Supplied text >>
+ + + + + + +

End in site for Yugoslav domains

Websites using the .yu domain extension will cease to be available online from 30 September.
The extension - assigned to the former Republic of Yugoslavia - has been replaced by .rs (for Serbia) and .me (for Montenegro).
Icann - which oversees the assigning of top-level domain names - allowed extra time for sites to make the transition before removing the .yu extension.
It is thought up to 4,000 websites have still not migrated to a new domain.
However, the Serbian National Register of Internet Domain Names has requested a postponement of several months; The Internet Corporation for Assigned Names and Numbers (Icann) is meeting to consider the request.
Icann removed the .yu extension from their list of approved country domain names in 2006.
The former Republic of Yugoslavia was renamed Serbia and Montenegro in 2003, although Montenegro subsequently broke from the union in 2006.

+ + + + + + +

Data excerpt >>
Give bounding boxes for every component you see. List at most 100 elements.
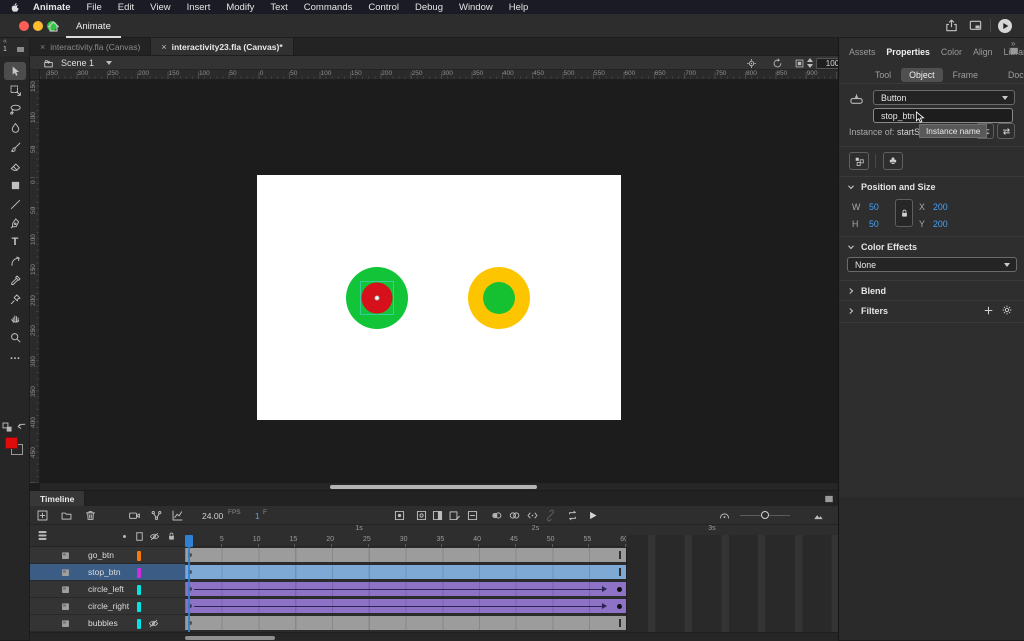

+ + + + + + +

Exercise tasks >>
a – Retype the news piece on the end of the .yu domain, everything from "However, the Serbian" down to "names in 2006.", with no changes to any word or punctuation mark.
b – Write what comes next in the news piece on the retirement of the .yu domain, picking up after its final sentence.

Replies >>
a –
However, the Serbian National Register of Internet Domain Names has requested a postponement of several months; The Internet Corporation for Assigned Names and Numbers (Icann) is meeting to consider the request.
Icann removed the .yu extension from their list of approved country domain names in 2006.

b –
Icann says the .rs and .me extensions are now the appropriate domain names as the Republic of Yugoslavia no longer exists.
Established in 1989, the .yu domain was first assigned to the Socialist Federal Republic of Yugoslavia.
With the break-up of the Socialist Republic at the start of the Balkan wars, the .yu domain was held by newly independent Slovenia but was eventually passed on to the Federal Republic of Yugoslavia in 1994.
Since then, it has been managed by the Yugoslav Domain Registry at the University of Belgrade.